◆ Problem:
The lines you return should be those containing the string "macroevolution", taken from the data below.

◆ Data shown:
= = =

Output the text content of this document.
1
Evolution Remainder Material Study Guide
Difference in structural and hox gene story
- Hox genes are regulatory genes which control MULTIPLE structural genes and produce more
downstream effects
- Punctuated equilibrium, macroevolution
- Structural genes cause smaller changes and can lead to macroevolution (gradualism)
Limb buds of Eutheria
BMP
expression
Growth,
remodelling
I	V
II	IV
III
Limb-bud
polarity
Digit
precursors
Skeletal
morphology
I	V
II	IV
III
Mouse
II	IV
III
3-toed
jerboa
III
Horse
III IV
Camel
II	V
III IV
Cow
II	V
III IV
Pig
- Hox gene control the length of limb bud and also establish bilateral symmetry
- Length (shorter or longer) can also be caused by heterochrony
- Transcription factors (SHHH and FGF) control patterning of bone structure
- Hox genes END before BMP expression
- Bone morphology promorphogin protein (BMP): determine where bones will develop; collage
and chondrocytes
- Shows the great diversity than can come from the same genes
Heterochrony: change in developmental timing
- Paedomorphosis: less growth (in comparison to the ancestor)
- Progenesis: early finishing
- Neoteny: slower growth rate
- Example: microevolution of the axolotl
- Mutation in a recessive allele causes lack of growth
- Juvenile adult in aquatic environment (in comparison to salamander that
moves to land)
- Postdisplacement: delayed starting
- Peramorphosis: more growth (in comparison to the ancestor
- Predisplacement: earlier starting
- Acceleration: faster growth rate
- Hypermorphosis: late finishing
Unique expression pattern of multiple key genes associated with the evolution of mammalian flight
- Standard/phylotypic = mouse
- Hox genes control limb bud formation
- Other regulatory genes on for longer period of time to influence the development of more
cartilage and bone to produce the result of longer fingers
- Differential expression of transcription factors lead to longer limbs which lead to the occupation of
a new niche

= = =

◆ Solved exercise:
- Punctuated equilibrium, macroevolution
- Structural genes cause smaller changes and can lead to macroevolution (gradualism)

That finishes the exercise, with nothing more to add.